Excerpted data:
[start]

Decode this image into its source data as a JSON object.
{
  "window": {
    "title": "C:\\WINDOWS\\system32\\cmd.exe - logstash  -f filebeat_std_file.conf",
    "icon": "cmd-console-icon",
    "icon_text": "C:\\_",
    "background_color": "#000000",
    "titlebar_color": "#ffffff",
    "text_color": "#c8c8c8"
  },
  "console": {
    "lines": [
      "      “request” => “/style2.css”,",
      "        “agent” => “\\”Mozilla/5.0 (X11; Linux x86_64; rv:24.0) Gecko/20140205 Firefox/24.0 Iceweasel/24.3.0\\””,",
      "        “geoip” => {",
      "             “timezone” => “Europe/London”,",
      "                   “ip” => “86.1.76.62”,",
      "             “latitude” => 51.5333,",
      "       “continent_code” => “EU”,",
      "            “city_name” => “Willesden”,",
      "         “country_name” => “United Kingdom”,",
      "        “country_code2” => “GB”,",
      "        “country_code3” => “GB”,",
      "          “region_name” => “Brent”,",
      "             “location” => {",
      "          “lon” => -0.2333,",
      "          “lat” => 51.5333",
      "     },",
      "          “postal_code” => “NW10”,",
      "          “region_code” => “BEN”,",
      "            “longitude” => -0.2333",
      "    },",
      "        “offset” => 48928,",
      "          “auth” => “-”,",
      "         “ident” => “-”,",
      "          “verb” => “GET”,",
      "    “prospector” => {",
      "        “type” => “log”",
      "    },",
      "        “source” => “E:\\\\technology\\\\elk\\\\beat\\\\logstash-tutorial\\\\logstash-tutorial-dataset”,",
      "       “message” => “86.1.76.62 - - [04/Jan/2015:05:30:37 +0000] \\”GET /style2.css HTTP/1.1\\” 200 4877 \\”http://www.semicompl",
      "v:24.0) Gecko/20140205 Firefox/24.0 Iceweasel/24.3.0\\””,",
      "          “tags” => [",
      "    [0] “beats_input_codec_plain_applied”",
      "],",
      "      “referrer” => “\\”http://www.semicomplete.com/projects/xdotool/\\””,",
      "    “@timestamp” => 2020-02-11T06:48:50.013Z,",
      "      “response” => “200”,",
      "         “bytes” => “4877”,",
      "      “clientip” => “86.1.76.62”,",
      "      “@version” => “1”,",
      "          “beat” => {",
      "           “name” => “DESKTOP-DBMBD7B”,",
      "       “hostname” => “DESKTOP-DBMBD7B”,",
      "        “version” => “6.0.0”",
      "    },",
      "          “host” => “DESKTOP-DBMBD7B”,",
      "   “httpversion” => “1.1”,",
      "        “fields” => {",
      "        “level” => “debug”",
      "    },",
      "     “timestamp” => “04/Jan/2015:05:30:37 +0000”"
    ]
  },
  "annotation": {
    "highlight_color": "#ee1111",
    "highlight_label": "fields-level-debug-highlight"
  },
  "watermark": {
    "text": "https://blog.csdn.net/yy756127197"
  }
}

[end]

Problem details:
Extract all of the data above without altering anything.

Completed exercise:
Decode this image into its source data as a JSON object.
{
  "window": {
    "title": "C:\\WINDOWS\\system32\\cmd.exe - logstash  -f filebeat_std_file.conf",
    "icon": "cmd-console-icon",
    "icon_text": "C:\\_",
    "background_color": "#000000",
    "titlebar_color": "#ffffff",
    "text_color": "#c8c8c8"
  },
  "console": {
    "lines": [
      "      “request” => “/style2.css”,",
      "        “agent” => “\\”Mozilla/5.0 (X11; Linux x86_64; rv:24.0) Gecko/20140205 Firefox/24.0 Iceweasel/24.3.0\\””,",
      "        “geoip” => {",
      "             “timezone” => “Europe/London”,",
      "                   “ip” => “86.1.76.62”,",
      "             “latitude” => 51.5333,",
      "       “continent_code” => “EU”,",
      "            “city_name” => “Willesden”,",
      "         “country_name” => “United Kingdom”,",
      "        “country_code2” => “GB”,",
      "        “country_code3” => “GB”,",
      "          “region_name” => “Brent”,",
      "             “location” => {",
      "          “lon” => -0.2333,",
      "          “lat” => 51.5333",
      "     },",
      "          “postal_code” => “NW10”,",
      "          “region_code” => “BEN”,",
      "            “longitude” => -0.2333",
      "    },",
      "        “offset” => 48928,",
      "          “auth” => “-”,",
      "         “ident” => “-”,",
      "          “verb” => “GET”,",
      "    “prospector” => {",
      "        “type” => “log”",
      "    },",
      "        “source” => “E:\\\\technology\\\\elk\\\\beat\\\\logstash-tutorial\\\\logstash-tutorial-dataset”,",
      "       “message” => “86.1.76.62 - - [04/Jan/2015:05:30:37 +0000] \\”GET /style2.css HTTP/1.1\\” 200 4877 \\”http://www.semicompl",
      "v:24.0) Gecko/20140205 Firefox/24.0 Iceweasel/24.3.0\\””,",
      "          “tags” => [",
      "    [0] “beats_input_codec_plain_applied”",
      "],",
      "      “referrer” => “\\”http://www.semicomplete.com/projects/xdotool/\\””,",
      "    “@timestamp” => 2020-02-11T06:48:50.013Z,",
      "      “response” => “200”,",
      "         “bytes” => “4877”,",
      "      “clientip” => “86.1.76.62”,",
      "      “@version” => “1”,",
      "          “beat” => {",
      "           “name” => “DESKTOP-DBMBD7B”,",
      "       “hostname” => “DESKTOP-DBMBD7B”,",
      "        “version” => “6.0.0”",
      "    },",
      "          “host” => “DESKTOP-DBMBD7B”,",
      "   “httpversion” => “1.1”,",
      "        “fields” => {",
      "        “level” => “debug”",
      "    },",
      "     “timestamp” => “04/Jan/2015:05:30:37 +0000”"
    ]
  },
  "annotation": {
    "highlight_color": "#ee1111",
    "highlight_label": "fields-level-debug-highlight"
  },
  "watermark": {
    "text": "https://blog.csdn.net/yy756127197"
  }
}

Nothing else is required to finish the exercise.